§ **SET TASK**
Gather the lines from the material that contain "gear".

** start of INPUT FOR THIS TASK **

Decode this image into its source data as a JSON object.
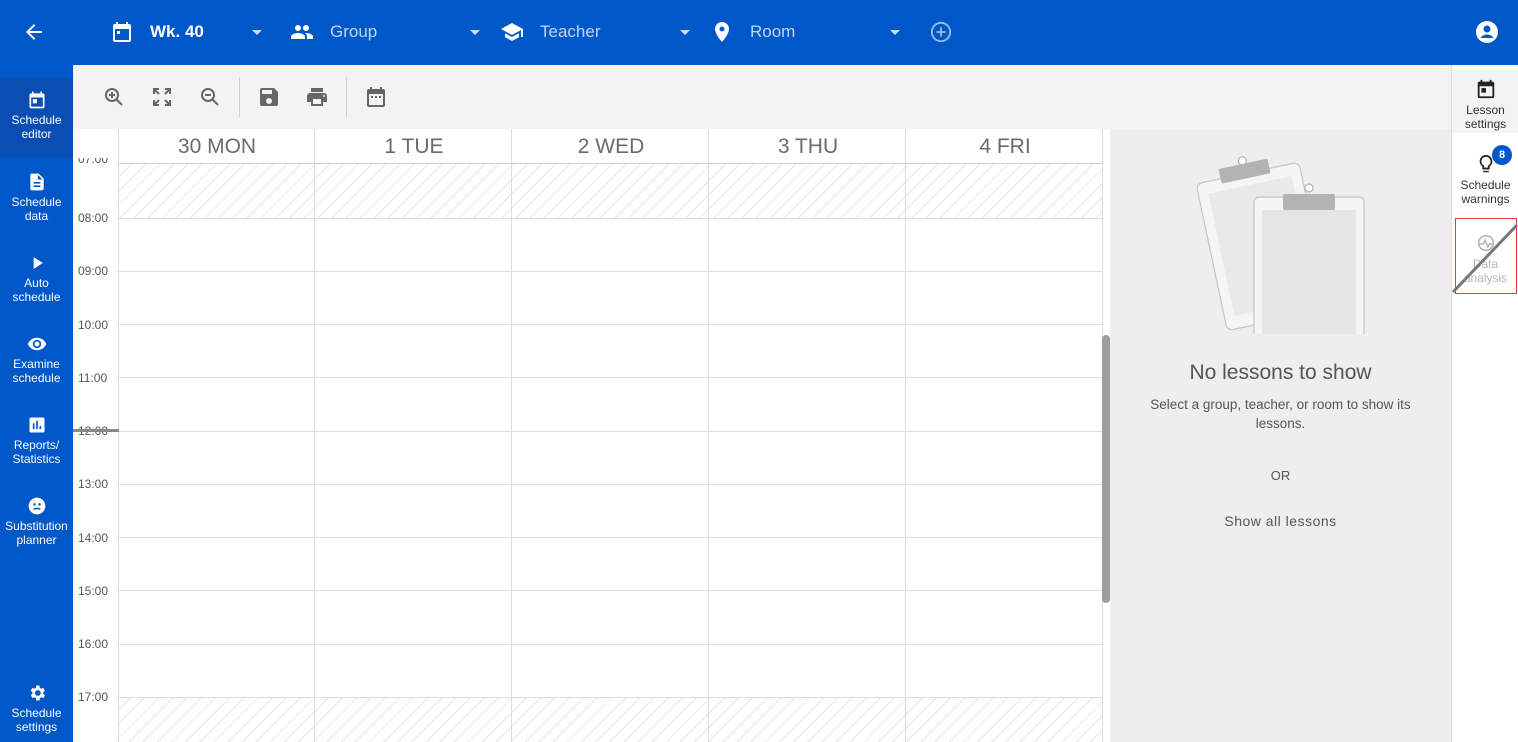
{
  "header": {
    "week_label": "Wk. 40",
    "group_label": "Group",
    "teacher_label": "Teacher",
    "room_label": "Room"
  },
  "leftnav": {
    "items": [
      {
        "label_1": "Schedule",
        "label_2": "editor",
        "icon": "calendar-today-icon",
        "active": true
      },
      {
        "label_1": "Schedule",
        "label_2": "data",
        "icon": "document-icon"
      },
      {
        "label_1": "Auto",
        "label_2": "schedule",
        "icon": "play-icon"
      },
      {
        "label_1": "Examine",
        "label_2": "schedule",
        "icon": "eye-icon"
      },
      {
        "label_1": "Reports/",
        "label_2": "Statistics",
        "icon": "bar-chart-icon"
      },
      {
        "label_1": "Substitution",
        "label_2": "planner",
        "icon": "substitution-icon"
      },
      {
        "label_1": "Schedule",
        "label_2": "settings",
        "icon": "gear-icon"
      }
    ]
  },
  "toolbar": {
    "icons": [
      "zoom-in-icon",
      "fit-screen-icon",
      "zoom-out-icon",
      "save-icon",
      "print-icon",
      "calendar-icon"
    ]
  },
  "calendar": {
    "days": [
      "30 MON",
      "1 TUE",
      "2 WED",
      "3 THU",
      "4 FRI"
    ],
    "times": [
      "07:00",
      "08:00",
      "09:00",
      "10:00",
      "11:00",
      "12:00",
      "13:00",
      "14:00",
      "15:00",
      "16:00",
      "17:00"
    ]
  },
  "panel": {
    "empty_title": "No lessons to show",
    "empty_sub": "Select a group, teacher, or room to show its lessons.",
    "or_text": "OR",
    "show_all": "Show all lessons"
  },
  "rail": {
    "lesson_settings_1": "Lesson",
    "lesson_settings_2": "settings",
    "warnings_1": "Schedule",
    "warnings_2": "warnings",
    "warnings_count": "8",
    "analysis_1": "Data",
    "analysis_2": "analysis"
  },
  "colors": {
    "brand": "#0057c8",
    "alert": "#e53935"
  }
}
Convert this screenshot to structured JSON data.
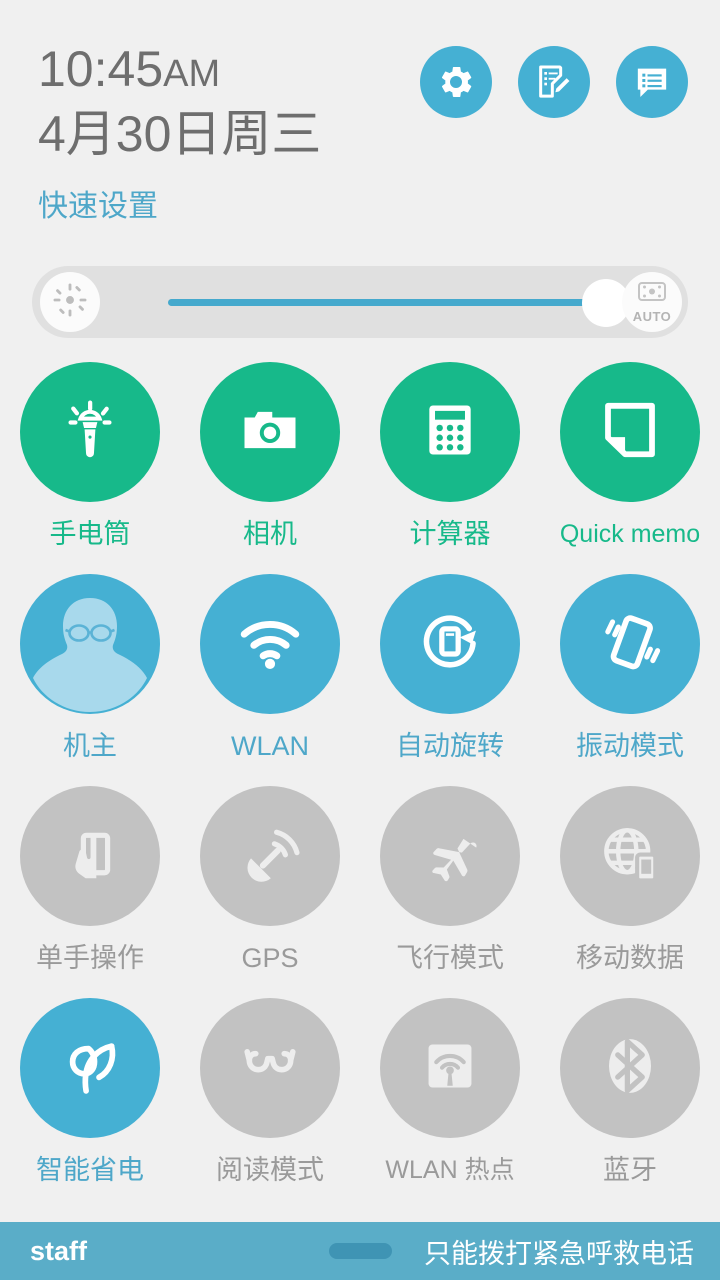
{
  "header": {
    "time": "10:45",
    "ampm": "AM",
    "date": "4月30日周三",
    "quick_settings_label": "快速设置",
    "icons": [
      {
        "name": "settings-gear-icon",
        "label": "设置"
      },
      {
        "name": "note-edit-icon",
        "label": "便签"
      },
      {
        "name": "message-list-icon",
        "label": "消息"
      }
    ]
  },
  "brightness": {
    "icon_name": "brightness-sun-icon",
    "auto_label": "AUTO",
    "value_percent": 97,
    "track_color": "#45a9cd"
  },
  "colors": {
    "background": "#f0f0f0",
    "green_active": "#17b98a",
    "blue_active": "#45b0d3",
    "grey_inactive": "#c2c2c2",
    "label_blue": "#4ea7c9",
    "label_grey": "#9a9a9a",
    "bottom_bar": "#5aadc8"
  },
  "tiles": [
    {
      "label": "手电筒",
      "icon": "flashlight-icon",
      "state": "green"
    },
    {
      "label": "相机",
      "icon": "camera-icon",
      "state": "green"
    },
    {
      "label": "计算器",
      "icon": "calculator-icon",
      "state": "green"
    },
    {
      "label": "Quick memo",
      "icon": "quick-memo-icon",
      "state": "green"
    },
    {
      "label": "机主",
      "icon": "owner-avatar-icon",
      "state": "blue"
    },
    {
      "label": "WLAN",
      "icon": "wifi-icon",
      "state": "blue"
    },
    {
      "label": "自动旋转",
      "icon": "auto-rotate-icon",
      "state": "blue"
    },
    {
      "label": "振动模式",
      "icon": "vibrate-icon",
      "state": "blue"
    },
    {
      "label": "单手操作",
      "icon": "one-hand-icon",
      "state": "grey"
    },
    {
      "label": "GPS",
      "icon": "gps-satellite-icon",
      "state": "grey"
    },
    {
      "label": "飞行模式",
      "icon": "airplane-icon",
      "state": "grey"
    },
    {
      "label": "移动数据",
      "icon": "mobile-data-icon",
      "state": "grey"
    },
    {
      "label": "智能省电",
      "icon": "power-save-leaf-icon",
      "state": "blue"
    },
    {
      "label": "阅读模式",
      "icon": "reading-glasses-icon",
      "state": "grey"
    },
    {
      "label": "WLAN 热点",
      "icon": "hotspot-icon",
      "state": "grey"
    },
    {
      "label": "蓝牙",
      "icon": "bluetooth-icon",
      "state": "grey"
    }
  ],
  "bottom": {
    "carrier": "staff",
    "status": "只能拨打紧急呼救电话",
    "handle_name": "drag-handle"
  }
}
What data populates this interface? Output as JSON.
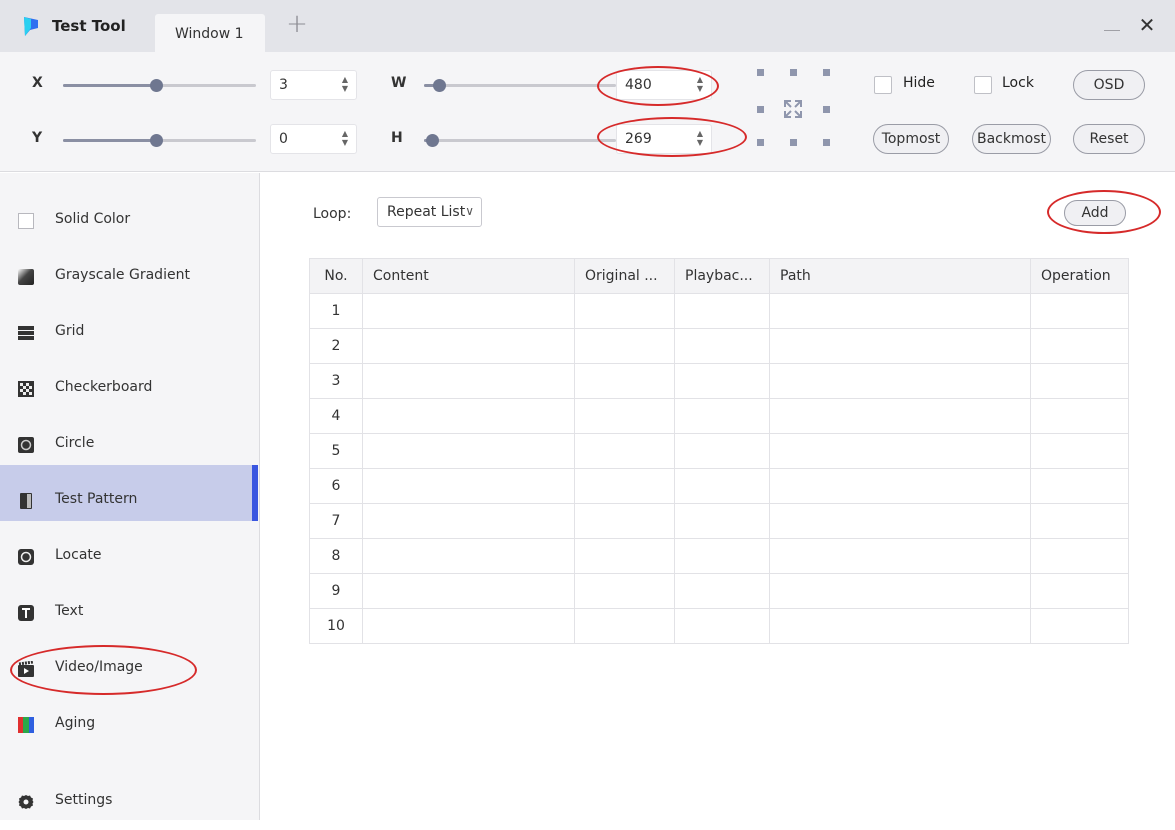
{
  "app": {
    "title": "Test Tool"
  },
  "tabs": [
    {
      "label": "Window 1"
    }
  ],
  "window_controls": {
    "minimize": "—",
    "close": "✕"
  },
  "toolbar": {
    "x": {
      "label": "X",
      "value": "3",
      "slider_fraction": 0.48
    },
    "y": {
      "label": "Y",
      "value": "0",
      "slider_fraction": 0.48
    },
    "w": {
      "label": "W",
      "value": "480",
      "slider_fraction": 0.08
    },
    "h": {
      "label": "H",
      "value": "269",
      "slider_fraction": 0.04
    },
    "hide": {
      "label": "Hide",
      "checked": false
    },
    "lock": {
      "label": "Lock",
      "checked": false
    },
    "osd_button": "OSD",
    "topmost_button": "Topmost",
    "backmost_button": "Backmost",
    "reset_button": "Reset"
  },
  "sidebar": {
    "items": [
      {
        "label": "Solid Color",
        "icon": "square-outline-icon"
      },
      {
        "label": "Grayscale Gradient",
        "icon": "gradient-icon"
      },
      {
        "label": "Grid",
        "icon": "grid-icon"
      },
      {
        "label": "Checkerboard",
        "icon": "checkerboard-icon"
      },
      {
        "label": "Circle",
        "icon": "circle-icon"
      },
      {
        "label": "Test Pattern",
        "icon": "test-pattern-icon"
      },
      {
        "label": "Locate",
        "icon": "locate-icon"
      },
      {
        "label": "Text",
        "icon": "text-icon"
      },
      {
        "label": "Video/Image",
        "icon": "video-icon",
        "active": true
      },
      {
        "label": "Aging",
        "icon": "aging-icon"
      }
    ],
    "settings": {
      "label": "Settings",
      "icon": "gear-icon"
    }
  },
  "main": {
    "loop": {
      "label": "Loop:",
      "value": "Repeat List",
      "chevron": "∨"
    },
    "add_button": "Add",
    "table": {
      "columns": [
        "No.",
        "Content",
        "Original ...",
        "Playbac...",
        "Path",
        "Operation"
      ],
      "rows": [
        "1",
        "2",
        "3",
        "4",
        "5",
        "6",
        "7",
        "8",
        "9",
        "10"
      ]
    }
  },
  "colors": {
    "accent": "#3a56e0",
    "active_bg": "#c7ccea",
    "highlight_ring": "#d62a2a"
  }
}
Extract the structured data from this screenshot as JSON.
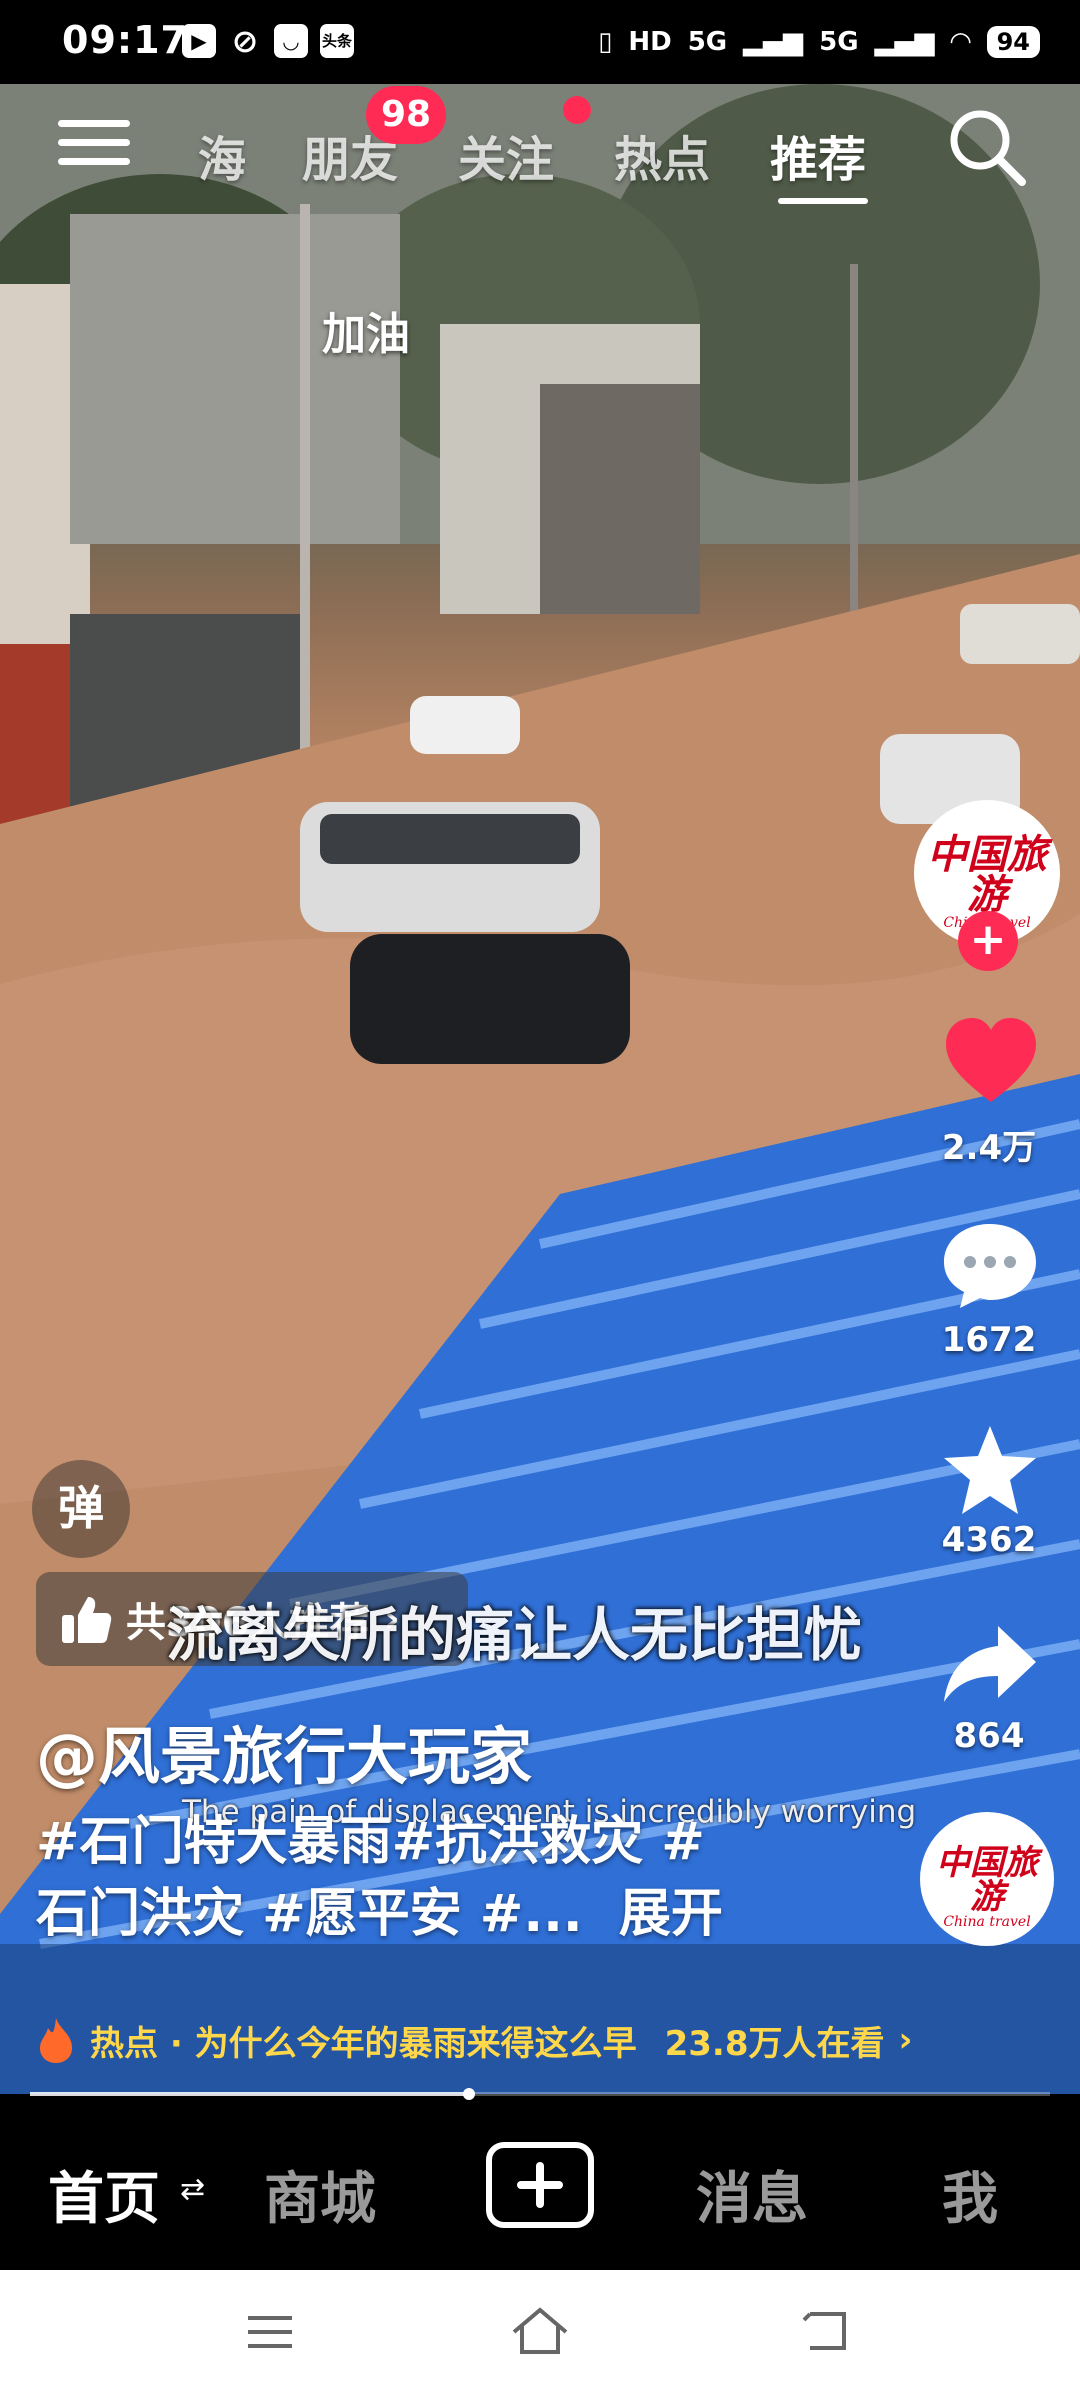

** end of INPUT FOR THIS TASK **

§ **TASK RESPONSE**
        "icon": "gear-icon"
        "name": "settings-gear-icon",
      "icon": "gear-icon"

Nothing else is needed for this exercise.